## START

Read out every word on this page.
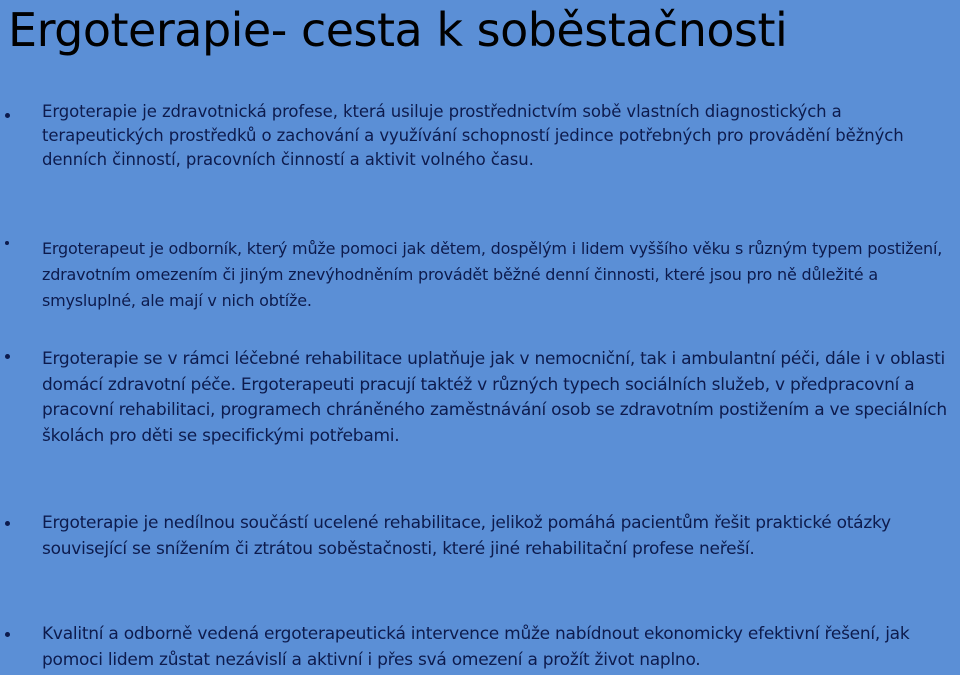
Ergoterapie- cesta k soběstačnosti

Ergoterapie je zdravotnická profese, která usiluje prostřednictvím sobě vlastních diagnostických a terapeutických prostředků o zachování a využívání schopností jedince potřebných pro provádění běžných denních činností, pracovních činností a aktivit volného času.

Ergoterapeut je odborník, který může pomoci jak dětem, dospělým i lidem vyššího věku s různým typem postižení, zdravotním omezením či jiným znevýhodněním provádět běžné denní činnosti, které jsou pro ně důležité a smysluplné, ale mají v nich obtíže.

Ergoterapie se v rámci léčebné rehabilitace uplatňuje jak v nemocniční, tak i ambulantní péči, dále i v oblasti domácí zdravotní péče. Ergoterapeuti pracují taktéž v různých typech sociálních služeb, v předpracovní a pracovní rehabilitaci, programech chráněného zaměstnávání osob se zdravotním postižením a ve speciálních školách pro děti se specifickými potřebami.

Ergoterapie je nedílnou součástí ucelené rehabilitace, jelikož pomáhá pacientům řešit praktické otázky související se snížením či ztrátou soběstačnosti, které jiné rehabilitační profese neřeší.

Kvalitní a odborně vedená ergoterapeutická intervence může nabídnout ekonomicky efektivní řešení, jak pomoci lidem zůstat nezávislí a aktivní i přes svá omezení a prožít život naplno.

## END

What the task asks –
Go over the records above and tally each line that includes "může". Give the total by itself.

Answer to the exercise –
2